── RECORDS PROVIDED ──
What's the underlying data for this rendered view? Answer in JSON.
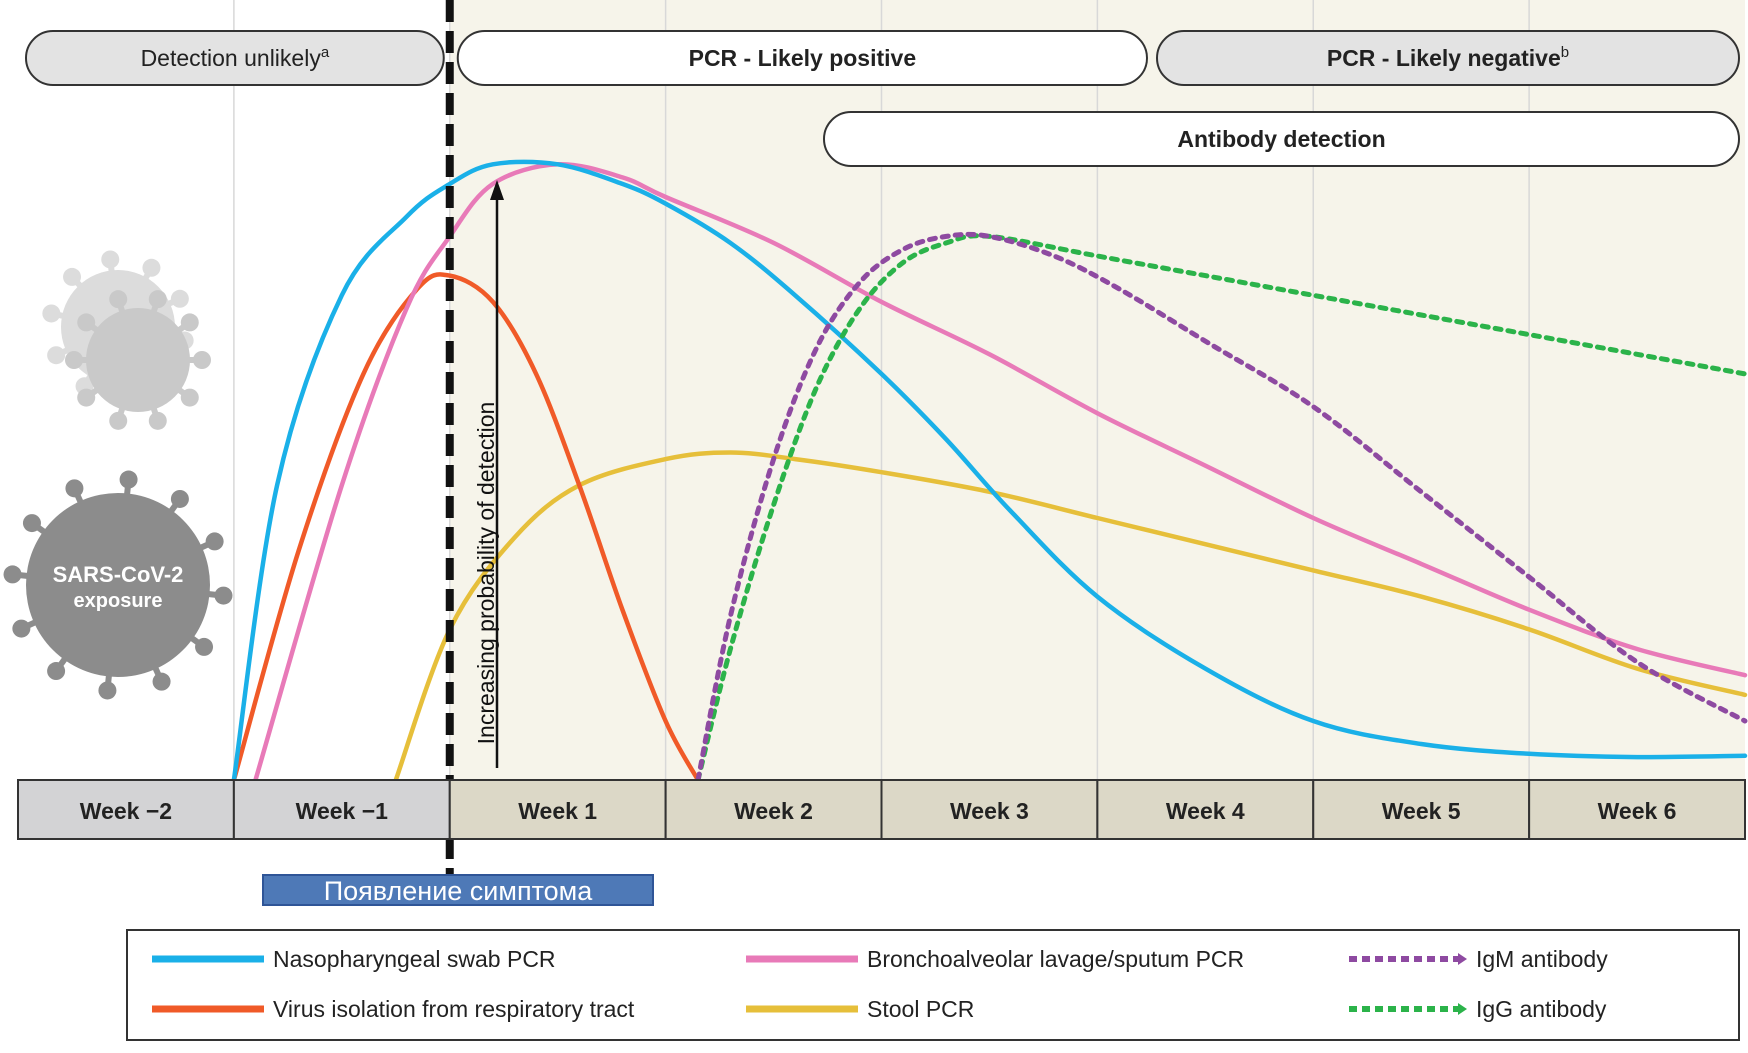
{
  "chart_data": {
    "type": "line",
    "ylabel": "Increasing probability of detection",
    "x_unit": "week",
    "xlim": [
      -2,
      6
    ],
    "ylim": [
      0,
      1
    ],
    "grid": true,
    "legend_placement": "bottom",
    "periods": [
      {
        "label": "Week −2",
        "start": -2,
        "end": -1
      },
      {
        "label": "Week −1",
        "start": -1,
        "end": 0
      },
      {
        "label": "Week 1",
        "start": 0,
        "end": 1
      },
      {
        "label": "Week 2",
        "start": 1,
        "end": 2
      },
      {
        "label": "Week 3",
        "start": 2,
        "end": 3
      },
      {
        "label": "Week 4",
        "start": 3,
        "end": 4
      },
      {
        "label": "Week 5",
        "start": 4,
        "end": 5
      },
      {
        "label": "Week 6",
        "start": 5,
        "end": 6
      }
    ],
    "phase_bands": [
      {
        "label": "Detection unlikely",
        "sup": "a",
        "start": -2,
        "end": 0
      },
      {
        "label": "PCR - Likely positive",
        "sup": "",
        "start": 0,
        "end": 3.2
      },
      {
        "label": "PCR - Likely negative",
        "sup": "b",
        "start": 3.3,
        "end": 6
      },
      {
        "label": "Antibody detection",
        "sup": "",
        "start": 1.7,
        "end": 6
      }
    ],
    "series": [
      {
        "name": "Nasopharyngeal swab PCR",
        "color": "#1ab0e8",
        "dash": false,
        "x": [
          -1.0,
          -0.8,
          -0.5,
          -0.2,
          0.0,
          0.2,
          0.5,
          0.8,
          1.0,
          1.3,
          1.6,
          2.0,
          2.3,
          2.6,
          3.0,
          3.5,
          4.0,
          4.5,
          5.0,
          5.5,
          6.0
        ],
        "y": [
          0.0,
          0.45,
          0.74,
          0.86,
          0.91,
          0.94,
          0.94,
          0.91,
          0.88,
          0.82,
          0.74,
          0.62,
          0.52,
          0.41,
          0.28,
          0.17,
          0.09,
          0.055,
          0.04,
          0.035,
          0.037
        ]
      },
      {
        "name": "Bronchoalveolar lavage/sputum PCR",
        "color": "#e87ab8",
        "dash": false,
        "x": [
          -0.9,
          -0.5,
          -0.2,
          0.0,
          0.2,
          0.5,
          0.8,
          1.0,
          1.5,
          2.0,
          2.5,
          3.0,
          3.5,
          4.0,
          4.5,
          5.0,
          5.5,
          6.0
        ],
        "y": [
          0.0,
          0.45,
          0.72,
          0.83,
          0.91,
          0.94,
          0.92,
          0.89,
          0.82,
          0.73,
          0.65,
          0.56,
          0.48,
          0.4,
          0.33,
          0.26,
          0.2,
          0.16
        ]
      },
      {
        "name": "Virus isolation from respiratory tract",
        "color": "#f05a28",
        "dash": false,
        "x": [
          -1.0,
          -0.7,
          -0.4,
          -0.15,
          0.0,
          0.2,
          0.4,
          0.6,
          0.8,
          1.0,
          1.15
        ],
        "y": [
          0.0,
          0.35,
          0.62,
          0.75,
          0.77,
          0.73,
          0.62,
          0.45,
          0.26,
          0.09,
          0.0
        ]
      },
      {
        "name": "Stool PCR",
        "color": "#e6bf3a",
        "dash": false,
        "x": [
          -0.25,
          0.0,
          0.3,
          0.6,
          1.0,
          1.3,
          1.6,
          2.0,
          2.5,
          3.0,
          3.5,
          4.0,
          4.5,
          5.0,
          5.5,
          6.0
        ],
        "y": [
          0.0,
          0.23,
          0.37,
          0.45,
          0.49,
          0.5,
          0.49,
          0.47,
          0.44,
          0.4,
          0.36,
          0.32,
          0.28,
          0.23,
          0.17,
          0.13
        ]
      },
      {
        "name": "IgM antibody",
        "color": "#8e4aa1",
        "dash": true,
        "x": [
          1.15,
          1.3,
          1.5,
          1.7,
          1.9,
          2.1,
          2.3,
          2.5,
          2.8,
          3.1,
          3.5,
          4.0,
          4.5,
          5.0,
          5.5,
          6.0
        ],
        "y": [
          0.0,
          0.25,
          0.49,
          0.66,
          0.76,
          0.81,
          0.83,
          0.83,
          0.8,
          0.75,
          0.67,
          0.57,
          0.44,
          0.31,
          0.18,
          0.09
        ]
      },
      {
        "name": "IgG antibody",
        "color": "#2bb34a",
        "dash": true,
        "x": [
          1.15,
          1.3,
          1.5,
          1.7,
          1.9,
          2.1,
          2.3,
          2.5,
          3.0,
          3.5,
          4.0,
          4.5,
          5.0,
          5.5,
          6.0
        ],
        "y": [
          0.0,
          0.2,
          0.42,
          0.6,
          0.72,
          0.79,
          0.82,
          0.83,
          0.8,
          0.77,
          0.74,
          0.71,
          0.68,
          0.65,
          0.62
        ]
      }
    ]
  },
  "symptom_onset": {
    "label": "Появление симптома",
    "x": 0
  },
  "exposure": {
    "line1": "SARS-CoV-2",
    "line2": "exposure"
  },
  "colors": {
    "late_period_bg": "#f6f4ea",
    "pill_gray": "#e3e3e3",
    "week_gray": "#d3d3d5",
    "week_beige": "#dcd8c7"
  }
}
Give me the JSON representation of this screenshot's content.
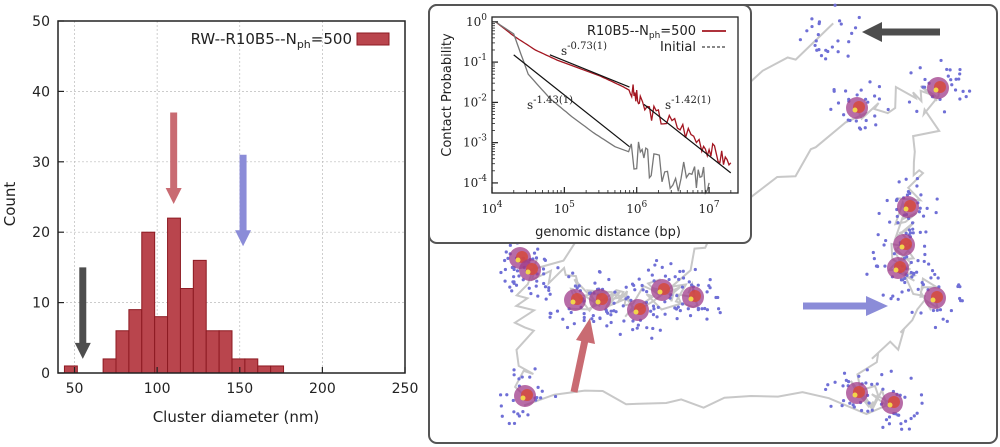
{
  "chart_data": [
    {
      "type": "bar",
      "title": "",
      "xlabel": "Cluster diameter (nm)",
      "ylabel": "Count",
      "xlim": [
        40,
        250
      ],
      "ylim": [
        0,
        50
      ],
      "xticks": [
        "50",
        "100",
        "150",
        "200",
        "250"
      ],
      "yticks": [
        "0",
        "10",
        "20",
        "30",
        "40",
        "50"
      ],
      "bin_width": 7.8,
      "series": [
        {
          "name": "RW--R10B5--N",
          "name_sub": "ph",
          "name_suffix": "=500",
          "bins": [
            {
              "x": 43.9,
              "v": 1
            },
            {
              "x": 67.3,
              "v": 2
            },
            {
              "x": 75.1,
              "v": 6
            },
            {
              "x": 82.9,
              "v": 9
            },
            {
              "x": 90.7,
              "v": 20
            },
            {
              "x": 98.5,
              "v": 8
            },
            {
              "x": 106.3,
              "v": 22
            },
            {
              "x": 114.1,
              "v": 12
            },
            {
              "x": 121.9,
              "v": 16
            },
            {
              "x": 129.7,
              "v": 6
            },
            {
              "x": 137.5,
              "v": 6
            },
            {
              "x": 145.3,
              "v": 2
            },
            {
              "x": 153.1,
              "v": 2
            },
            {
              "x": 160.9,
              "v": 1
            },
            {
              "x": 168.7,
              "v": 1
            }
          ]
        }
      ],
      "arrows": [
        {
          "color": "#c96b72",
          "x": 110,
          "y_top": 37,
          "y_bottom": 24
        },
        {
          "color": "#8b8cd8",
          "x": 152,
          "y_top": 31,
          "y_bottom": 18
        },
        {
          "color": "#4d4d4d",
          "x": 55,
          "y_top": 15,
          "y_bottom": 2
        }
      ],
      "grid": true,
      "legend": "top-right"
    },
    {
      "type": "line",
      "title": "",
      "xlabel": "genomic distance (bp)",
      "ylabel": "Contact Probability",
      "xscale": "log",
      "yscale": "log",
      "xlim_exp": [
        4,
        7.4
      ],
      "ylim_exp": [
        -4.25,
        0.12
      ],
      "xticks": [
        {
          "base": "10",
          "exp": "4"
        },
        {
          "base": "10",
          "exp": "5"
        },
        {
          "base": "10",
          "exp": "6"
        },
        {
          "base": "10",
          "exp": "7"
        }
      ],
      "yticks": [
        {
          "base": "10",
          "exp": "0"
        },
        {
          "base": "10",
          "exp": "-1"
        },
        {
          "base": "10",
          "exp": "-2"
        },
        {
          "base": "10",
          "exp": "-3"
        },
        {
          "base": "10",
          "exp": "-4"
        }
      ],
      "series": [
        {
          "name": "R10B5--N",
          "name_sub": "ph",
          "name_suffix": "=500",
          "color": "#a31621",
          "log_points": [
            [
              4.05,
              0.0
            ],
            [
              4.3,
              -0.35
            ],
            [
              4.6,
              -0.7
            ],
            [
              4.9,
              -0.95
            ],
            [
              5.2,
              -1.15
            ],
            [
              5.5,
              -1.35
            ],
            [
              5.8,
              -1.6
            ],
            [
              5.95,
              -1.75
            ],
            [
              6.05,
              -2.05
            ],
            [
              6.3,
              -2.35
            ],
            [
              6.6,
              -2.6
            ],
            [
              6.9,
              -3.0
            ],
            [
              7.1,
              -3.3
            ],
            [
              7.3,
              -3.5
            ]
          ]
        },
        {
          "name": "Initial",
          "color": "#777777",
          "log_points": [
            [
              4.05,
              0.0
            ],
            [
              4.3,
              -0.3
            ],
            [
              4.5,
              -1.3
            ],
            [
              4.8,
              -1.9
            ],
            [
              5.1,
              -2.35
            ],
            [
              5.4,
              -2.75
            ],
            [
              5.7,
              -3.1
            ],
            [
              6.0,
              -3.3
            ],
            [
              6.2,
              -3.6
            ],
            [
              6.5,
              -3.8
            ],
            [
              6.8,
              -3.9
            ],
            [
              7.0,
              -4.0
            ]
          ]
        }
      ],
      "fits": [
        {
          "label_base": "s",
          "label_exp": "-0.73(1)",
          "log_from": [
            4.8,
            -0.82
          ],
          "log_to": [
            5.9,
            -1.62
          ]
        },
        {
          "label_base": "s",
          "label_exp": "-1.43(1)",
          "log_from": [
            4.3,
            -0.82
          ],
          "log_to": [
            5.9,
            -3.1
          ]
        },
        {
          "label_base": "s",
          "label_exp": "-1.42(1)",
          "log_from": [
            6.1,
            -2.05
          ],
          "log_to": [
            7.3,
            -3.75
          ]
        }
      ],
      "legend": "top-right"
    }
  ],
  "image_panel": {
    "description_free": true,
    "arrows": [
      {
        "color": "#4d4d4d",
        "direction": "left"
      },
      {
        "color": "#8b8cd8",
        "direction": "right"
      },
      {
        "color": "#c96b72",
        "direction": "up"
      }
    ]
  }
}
───
Find each line of the data above that holds the word "this", then copy it.

- **WRITTEN SOLUTION**:
What's the underlying data for this rendered view? Answer in JSON.
Give me the JSON representation of this screenshot's content.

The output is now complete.